Requirements: Copy out the entries in full and with complete accuracy; pictures are excluded.
········
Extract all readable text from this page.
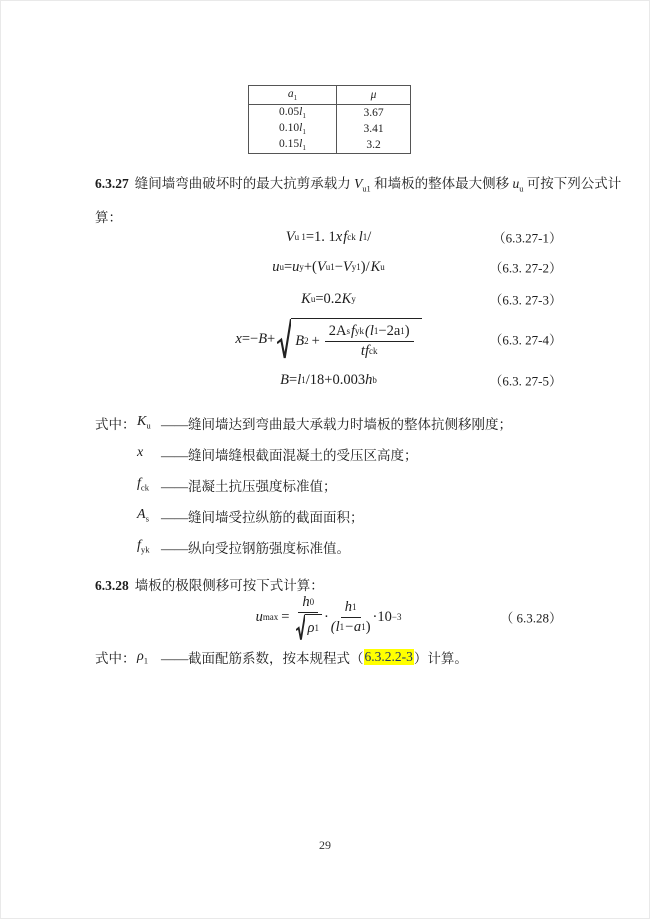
$a_1$	μ
$0.05l_1$	3.67
$0.10l_1$	3.41
$0.15l_1$	3.2
6.3.27 缝间墙弯曲破坏时的最大抗剪承载力 $V_{u1}$ 和墙板的整体最大侧移 $u_u$ 可按下列公式计
算：
V u 1 =1. 1 x f ck l 1 /	（6.3.27-1）
u u = u y +( V u1 − V y1 )/ K u	（6.3. 27-2）
K u =0.2 K y	（6.3. 27-3）
x =− B + B $2 + \frac{\text{2A s f yk (l 1 −2a 1 )}}{\text{tf ck}}$	（6.3. 27-4）
B = l 1 /18+0.003 h b	（6.3. 27-5）
式中： $K_u$ ——缝间墙达到弯曲最大承载力时墙板的整体抗侧移刚度；
x	——缝间墙缝根截面混凝土的受压区高度；
$f_{ck}$ ——混凝土抗压强度标准值；
$A_s$ ——缝间墙受拉纵筋的截面面积；
$f_{yk}$ ——纵向受拉钢筋强度标准值。
6.3.28 墙板的极限侧移可按下式计算：
u $\max = \frac{h 0}{\rho 1} \cdot \frac{h 1}{(l 1 -a 1 )} \cdot 10 -3$	（ 6.3.28）
式中： $\rho_1$ ——截面配筋系数，按本规程式（ 6.3.2.2-3 ）计算。
29
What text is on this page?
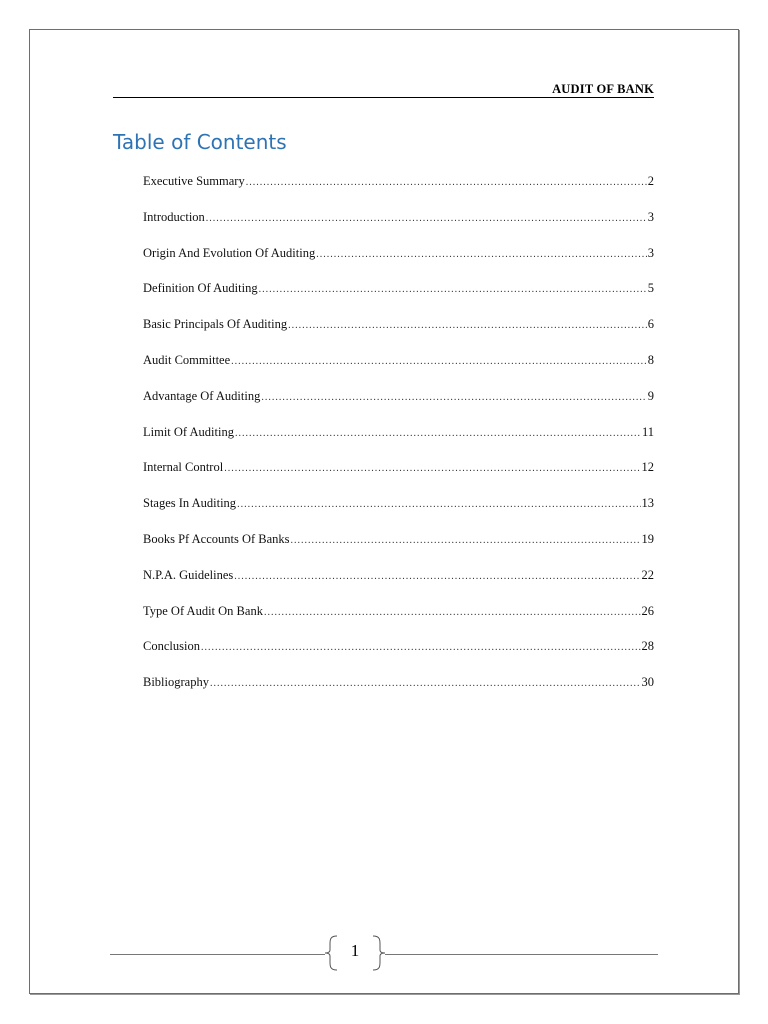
AUDIT OF BANK
Table of Contents
Executive Summary .....	2
Introduction .....	3
Origin And Evolution Of Auditing .....	3
Definition Of Auditing .....	5
Basic Principals Of Auditing .....	6
Audit Committee .....	8
Advantage Of Auditing .....	9
Limit Of Auditing .....	11
Internal Control .....	12
Stages In Auditing .....	13
Books Pf Accounts Of Banks .....	19
N.P.A. Guidelines .....	22
Type Of Audit On Bank .....	26
Conclusion .....	28
Bibliography .....	30
1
········
Expected answer:
Extract all readable text from this page.
$a_1$	μ
$0.05l_1$	3.67
$0.10l_1$	3.41
$0.15l_1$	3.2
6.3.27 缝间墙弯曲破坏时的最大抗剪承载力 $V_{u1}$ 和墙板的整体最大侧移 $u_u$ 可按下列公式计
算：
V u 1 =1. 1 x f ck l 1 /	（6.3.27-1）
u u = u y +( V u1 − V y1 )/ K u	（6.3. 27-2）
K u =0.2 K y	（6.3. 27-3）
x =− B + B $2 + \frac{\text{2A s f yk (l 1 −2a 1 )}}{\text{tf ck}}$	（6.3. 27-4）
B = l 1 /18+0.003 h b	（6.3. 27-5）
式中： $K_u$ ——缝间墙达到弯曲最大承载力时墙板的整体抗侧移刚度；
x	——缝间墙缝根截面混凝土的受压区高度；
$f_{ck}$ ——混凝土抗压强度标准值；
$A_s$ ——缝间墙受拉纵筋的截面面积；
$f_{yk}$ ——纵向受拉钢筋强度标准值。
6.3.28 墙板的极限侧移可按下式计算：
u $\max = \frac{h 0}{\rho 1} \cdot \frac{h 1}{(l 1 -a 1 )} \cdot 10 -3$	（ 6.3.28）
式中： $\rho_1$ ——截面配筋系数，按本规程式（ 6.3.2.2-3 ）计算。
29
What text is on this page?
AUDIT OF BANK
Table of Contents
Executive Summary .....	2
Introduction .....	3
Origin And Evolution Of Auditing .....	3
Definition Of Auditing .....	5
Basic Principals Of Auditing .....	6
Audit Committee .....	8
Advantage Of Auditing .....	9
Limit Of Auditing .....	11
Internal Control .....	12
Stages In Auditing .....	13
Books Pf Accounts Of Banks .....	19
N.P.A. Guidelines .....	22
Type Of Audit On Bank .....	26
Conclusion .....	28
Bibliography .....	30
1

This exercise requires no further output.